_Problem statement_: Rewrite the items below with "terminal-comment-text" swapped for "terminal-note-text" everywhere it occurs, leaving every other part of each line unchanged.

··· The data

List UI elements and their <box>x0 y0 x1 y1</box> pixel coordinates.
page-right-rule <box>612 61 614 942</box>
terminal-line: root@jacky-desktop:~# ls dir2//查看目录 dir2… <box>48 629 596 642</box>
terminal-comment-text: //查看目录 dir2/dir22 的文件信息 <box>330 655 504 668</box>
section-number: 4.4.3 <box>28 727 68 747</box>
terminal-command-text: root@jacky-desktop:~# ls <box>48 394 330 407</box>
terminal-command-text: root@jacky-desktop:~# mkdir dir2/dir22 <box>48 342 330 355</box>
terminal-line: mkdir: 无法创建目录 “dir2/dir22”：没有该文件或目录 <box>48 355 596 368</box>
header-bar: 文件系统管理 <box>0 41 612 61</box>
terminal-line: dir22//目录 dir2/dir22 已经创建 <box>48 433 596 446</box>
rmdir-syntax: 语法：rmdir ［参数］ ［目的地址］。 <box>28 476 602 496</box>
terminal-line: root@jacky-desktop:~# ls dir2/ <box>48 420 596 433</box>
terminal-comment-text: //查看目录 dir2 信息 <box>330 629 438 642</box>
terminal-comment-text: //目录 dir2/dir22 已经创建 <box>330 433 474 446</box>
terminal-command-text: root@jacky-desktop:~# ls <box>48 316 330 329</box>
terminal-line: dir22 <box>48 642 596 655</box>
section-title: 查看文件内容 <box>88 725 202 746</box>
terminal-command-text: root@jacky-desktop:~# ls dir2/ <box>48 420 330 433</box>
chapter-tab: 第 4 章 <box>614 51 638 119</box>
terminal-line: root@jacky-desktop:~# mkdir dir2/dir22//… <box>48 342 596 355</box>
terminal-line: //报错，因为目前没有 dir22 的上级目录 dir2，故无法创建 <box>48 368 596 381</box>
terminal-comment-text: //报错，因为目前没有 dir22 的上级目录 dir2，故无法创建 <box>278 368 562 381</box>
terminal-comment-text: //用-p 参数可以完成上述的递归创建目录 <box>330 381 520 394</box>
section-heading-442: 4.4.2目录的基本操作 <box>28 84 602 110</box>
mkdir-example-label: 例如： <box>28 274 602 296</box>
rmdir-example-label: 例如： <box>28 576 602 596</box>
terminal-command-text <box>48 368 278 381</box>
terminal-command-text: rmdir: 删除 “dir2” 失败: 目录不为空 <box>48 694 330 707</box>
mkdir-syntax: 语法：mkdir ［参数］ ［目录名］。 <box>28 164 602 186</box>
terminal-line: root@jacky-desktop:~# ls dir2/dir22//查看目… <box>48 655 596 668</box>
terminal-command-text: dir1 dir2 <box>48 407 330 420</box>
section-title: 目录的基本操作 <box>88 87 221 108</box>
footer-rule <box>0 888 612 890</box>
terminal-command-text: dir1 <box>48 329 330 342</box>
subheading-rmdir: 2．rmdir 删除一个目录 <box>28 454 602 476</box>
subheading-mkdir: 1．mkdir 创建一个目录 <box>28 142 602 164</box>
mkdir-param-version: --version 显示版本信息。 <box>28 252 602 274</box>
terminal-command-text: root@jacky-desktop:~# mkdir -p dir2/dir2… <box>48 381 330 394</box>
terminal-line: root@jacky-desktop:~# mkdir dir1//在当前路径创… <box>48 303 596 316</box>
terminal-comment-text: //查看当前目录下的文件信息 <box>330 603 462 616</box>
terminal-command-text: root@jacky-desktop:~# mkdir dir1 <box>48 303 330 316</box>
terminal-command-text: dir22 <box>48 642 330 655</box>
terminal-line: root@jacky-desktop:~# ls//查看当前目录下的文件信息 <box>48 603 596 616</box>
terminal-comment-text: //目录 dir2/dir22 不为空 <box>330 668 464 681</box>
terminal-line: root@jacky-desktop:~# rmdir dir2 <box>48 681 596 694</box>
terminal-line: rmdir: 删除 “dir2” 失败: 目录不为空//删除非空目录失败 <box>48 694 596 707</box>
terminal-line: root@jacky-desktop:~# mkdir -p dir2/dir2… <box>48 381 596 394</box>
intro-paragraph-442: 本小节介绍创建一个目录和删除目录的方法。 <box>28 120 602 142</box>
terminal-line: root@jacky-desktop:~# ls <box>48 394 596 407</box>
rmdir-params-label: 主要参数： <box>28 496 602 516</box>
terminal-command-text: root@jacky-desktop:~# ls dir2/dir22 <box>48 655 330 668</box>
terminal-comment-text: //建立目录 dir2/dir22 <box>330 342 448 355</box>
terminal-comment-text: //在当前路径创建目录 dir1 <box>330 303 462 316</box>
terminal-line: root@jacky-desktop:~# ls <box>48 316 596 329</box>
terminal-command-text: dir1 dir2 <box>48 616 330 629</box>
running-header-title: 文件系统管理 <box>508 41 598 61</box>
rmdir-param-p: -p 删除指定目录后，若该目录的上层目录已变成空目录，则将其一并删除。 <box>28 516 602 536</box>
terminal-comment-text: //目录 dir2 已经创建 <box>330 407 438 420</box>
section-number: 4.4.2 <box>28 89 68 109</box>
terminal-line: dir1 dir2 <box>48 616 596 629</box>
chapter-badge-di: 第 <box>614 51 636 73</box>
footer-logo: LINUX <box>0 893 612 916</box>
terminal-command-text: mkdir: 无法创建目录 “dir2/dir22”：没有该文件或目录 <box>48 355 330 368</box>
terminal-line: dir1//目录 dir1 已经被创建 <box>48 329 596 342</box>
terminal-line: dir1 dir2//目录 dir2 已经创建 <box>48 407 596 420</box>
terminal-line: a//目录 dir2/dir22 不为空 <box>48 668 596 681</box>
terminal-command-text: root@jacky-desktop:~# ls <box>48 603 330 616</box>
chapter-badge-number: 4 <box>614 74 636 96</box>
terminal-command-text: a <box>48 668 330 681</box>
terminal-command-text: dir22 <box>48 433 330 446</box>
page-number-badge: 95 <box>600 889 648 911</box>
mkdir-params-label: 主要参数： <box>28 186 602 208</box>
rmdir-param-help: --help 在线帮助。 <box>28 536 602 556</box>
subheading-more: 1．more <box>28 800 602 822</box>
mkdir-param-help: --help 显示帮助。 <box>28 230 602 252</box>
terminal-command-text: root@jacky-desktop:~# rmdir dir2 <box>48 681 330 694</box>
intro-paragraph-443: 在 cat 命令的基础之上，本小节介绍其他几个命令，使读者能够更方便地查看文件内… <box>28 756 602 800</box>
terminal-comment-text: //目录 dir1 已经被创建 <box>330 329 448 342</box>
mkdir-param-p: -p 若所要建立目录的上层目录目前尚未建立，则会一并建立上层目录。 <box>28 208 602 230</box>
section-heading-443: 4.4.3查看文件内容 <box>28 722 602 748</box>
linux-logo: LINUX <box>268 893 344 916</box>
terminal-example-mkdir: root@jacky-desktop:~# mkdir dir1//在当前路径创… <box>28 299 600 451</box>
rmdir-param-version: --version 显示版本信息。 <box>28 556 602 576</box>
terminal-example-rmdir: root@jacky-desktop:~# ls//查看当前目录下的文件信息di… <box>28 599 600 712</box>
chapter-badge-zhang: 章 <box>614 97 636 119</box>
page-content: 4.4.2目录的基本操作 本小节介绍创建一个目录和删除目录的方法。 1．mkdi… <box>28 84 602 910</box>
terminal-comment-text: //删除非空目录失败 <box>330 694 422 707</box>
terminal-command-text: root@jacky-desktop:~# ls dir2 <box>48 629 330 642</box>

······

_Solution below_:
List UI elements and their <box>x0 y0 x1 y1</box> pixel coordinates.
page-right-rule <box>612 61 614 942</box>
terminal-line: root@jacky-desktop:~# ls dir2//查看目录 dir2… <box>48 629 596 642</box>
terminal-note-text: //查看目录 dir2/dir22 的文件信息 <box>330 655 504 668</box>
section-number: 4.4.3 <box>28 727 68 747</box>
terminal-command-text: root@jacky-desktop:~# ls <box>48 394 330 407</box>
terminal-command-text: root@jacky-desktop:~# mkdir dir2/dir22 <box>48 342 330 355</box>
terminal-line: mkdir: 无法创建目录 “dir2/dir22”：没有该文件或目录 <box>48 355 596 368</box>
header-bar: 文件系统管理 <box>0 41 612 61</box>
terminal-line: dir22//目录 dir2/dir22 已经创建 <box>48 433 596 446</box>
rmdir-syntax: 语法：rmdir ［参数］ ［目的地址］。 <box>28 476 602 496</box>
terminal-line: root@jacky-desktop:~# ls dir2/ <box>48 420 596 433</box>
terminal-note-text: //查看目录 dir2 信息 <box>330 629 438 642</box>
terminal-note-text: //目录 dir2/dir22 已经创建 <box>330 433 474 446</box>
terminal-command-text: root@jacky-desktop:~# ls <box>48 316 330 329</box>
terminal-line: dir22 <box>48 642 596 655</box>
section-title: 查看文件内容 <box>88 725 202 746</box>
terminal-command-text: root@jacky-desktop:~# ls dir2/ <box>48 420 330 433</box>
chapter-tab: 第 4 章 <box>614 51 638 119</box>
terminal-line: root@jacky-desktop:~# mkdir dir2/dir22//… <box>48 342 596 355</box>
terminal-line: //报错，因为目前没有 dir22 的上级目录 dir2，故无法创建 <box>48 368 596 381</box>
terminal-note-text: //报错，因为目前没有 dir22 的上级目录 dir2，故无法创建 <box>278 368 562 381</box>
terminal-note-text: //用-p 参数可以完成上述的递归创建目录 <box>330 381 520 394</box>
section-heading-442: 4.4.2目录的基本操作 <box>28 84 602 110</box>
mkdir-example-label: 例如： <box>28 274 602 296</box>
rmdir-example-label: 例如： <box>28 576 602 596</box>
terminal-command-text <box>48 368 278 381</box>
terminal-command-text: rmdir: 删除 “dir2” 失败: 目录不为空 <box>48 694 330 707</box>
mkdir-syntax: 语法：mkdir ［参数］ ［目录名］。 <box>28 164 602 186</box>
terminal-line: root@jacky-desktop:~# ls dir2/dir22//查看目… <box>48 655 596 668</box>
terminal-command-text: dir1 dir2 <box>48 407 330 420</box>
section-title: 目录的基本操作 <box>88 87 221 108</box>
footer-rule <box>0 888 612 890</box>
terminal-command-text: dir1 <box>48 329 330 342</box>
subheading-rmdir: 2．rmdir 删除一个目录 <box>28 454 602 476</box>
subheading-mkdir: 1．mkdir 创建一个目录 <box>28 142 602 164</box>
mkdir-param-version: --version 显示版本信息。 <box>28 252 602 274</box>
terminal-command-text: root@jacky-desktop:~# mkdir -p dir2/dir2… <box>48 381 330 394</box>
terminal-line: root@jacky-desktop:~# mkdir dir1//在当前路径创… <box>48 303 596 316</box>
terminal-note-text: //查看当前目录下的文件信息 <box>330 603 462 616</box>
terminal-command-text: root@jacky-desktop:~# mkdir dir1 <box>48 303 330 316</box>
terminal-command-text: dir22 <box>48 642 330 655</box>
terminal-line: root@jacky-desktop:~# ls//查看当前目录下的文件信息 <box>48 603 596 616</box>
terminal-note-text: //目录 dir2/dir22 不为空 <box>330 668 464 681</box>
terminal-line: root@jacky-desktop:~# rmdir dir2 <box>48 681 596 694</box>
terminal-line: rmdir: 删除 “dir2” 失败: 目录不为空//删除非空目录失败 <box>48 694 596 707</box>
terminal-line: root@jacky-desktop:~# mkdir -p dir2/dir2… <box>48 381 596 394</box>
intro-paragraph-442: 本小节介绍创建一个目录和删除目录的方法。 <box>28 120 602 142</box>
terminal-line: root@jacky-desktop:~# ls <box>48 394 596 407</box>
rmdir-params-label: 主要参数： <box>28 496 602 516</box>
terminal-command-text: root@jacky-desktop:~# ls dir2/dir22 <box>48 655 330 668</box>
terminal-note-text: //建立目录 dir2/dir22 <box>330 342 448 355</box>
terminal-note-text: //在当前路径创建目录 dir1 <box>330 303 462 316</box>
terminal-line: root@jacky-desktop:~# ls <box>48 316 596 329</box>
terminal-command-text: dir1 dir2 <box>48 616 330 629</box>
running-header-title: 文件系统管理 <box>508 41 598 61</box>
rmdir-param-p: -p 删除指定目录后，若该目录的上层目录已变成空目录，则将其一并删除。 <box>28 516 602 536</box>
terminal-note-text: //目录 dir2 已经创建 <box>330 407 438 420</box>
section-number: 4.4.2 <box>28 89 68 109</box>
terminal-line: dir1 dir2 <box>48 616 596 629</box>
chapter-badge-di: 第 <box>614 51 636 73</box>
footer-logo: LINUX <box>0 893 612 916</box>
terminal-command-text: mkdir: 无法创建目录 “dir2/dir22”：没有该文件或目录 <box>48 355 330 368</box>
terminal-line: dir1//目录 dir1 已经被创建 <box>48 329 596 342</box>
terminal-line: dir1 dir2//目录 dir2 已经创建 <box>48 407 596 420</box>
terminal-line: a//目录 dir2/dir22 不为空 <box>48 668 596 681</box>
terminal-command-text: root@jacky-desktop:~# ls <box>48 603 330 616</box>
chapter-badge-number: 4 <box>614 74 636 96</box>
terminal-command-text: a <box>48 668 330 681</box>
terminal-command-text: dir22 <box>48 433 330 446</box>
page-number-badge: 95 <box>600 889 648 911</box>
mkdir-params-label: 主要参数： <box>28 186 602 208</box>
rmdir-param-help: --help 在线帮助。 <box>28 536 602 556</box>
subheading-more: 1．more <box>28 800 602 822</box>
mkdir-param-help: --help 显示帮助。 <box>28 230 602 252</box>
terminal-command-text: root@jacky-desktop:~# rmdir dir2 <box>48 681 330 694</box>
intro-paragraph-443: 在 cat 命令的基础之上，本小节介绍其他几个命令，使读者能够更方便地查看文件内… <box>28 756 602 800</box>
terminal-note-text: //目录 dir1 已经被创建 <box>330 329 448 342</box>
mkdir-param-p: -p 若所要建立目录的上层目录目前尚未建立，则会一并建立上层目录。 <box>28 208 602 230</box>
section-heading-443: 4.4.3查看文件内容 <box>28 722 602 748</box>
linux-logo: LINUX <box>268 893 344 916</box>
terminal-example-mkdir: root@jacky-desktop:~# mkdir dir1//在当前路径创… <box>28 299 600 451</box>
rmdir-param-version: --version 显示版本信息。 <box>28 556 602 576</box>
terminal-example-rmdir: root@jacky-desktop:~# ls//查看当前目录下的文件信息di… <box>28 599 600 712</box>
chapter-badge-zhang: 章 <box>614 97 636 119</box>
page-content: 4.4.2目录的基本操作 本小节介绍创建一个目录和删除目录的方法。 1．mkdi… <box>28 84 602 910</box>
terminal-note-text: //删除非空目录失败 <box>330 694 422 707</box>
terminal-command-text: root@jacky-desktop:~# ls dir2 <box>48 629 330 642</box>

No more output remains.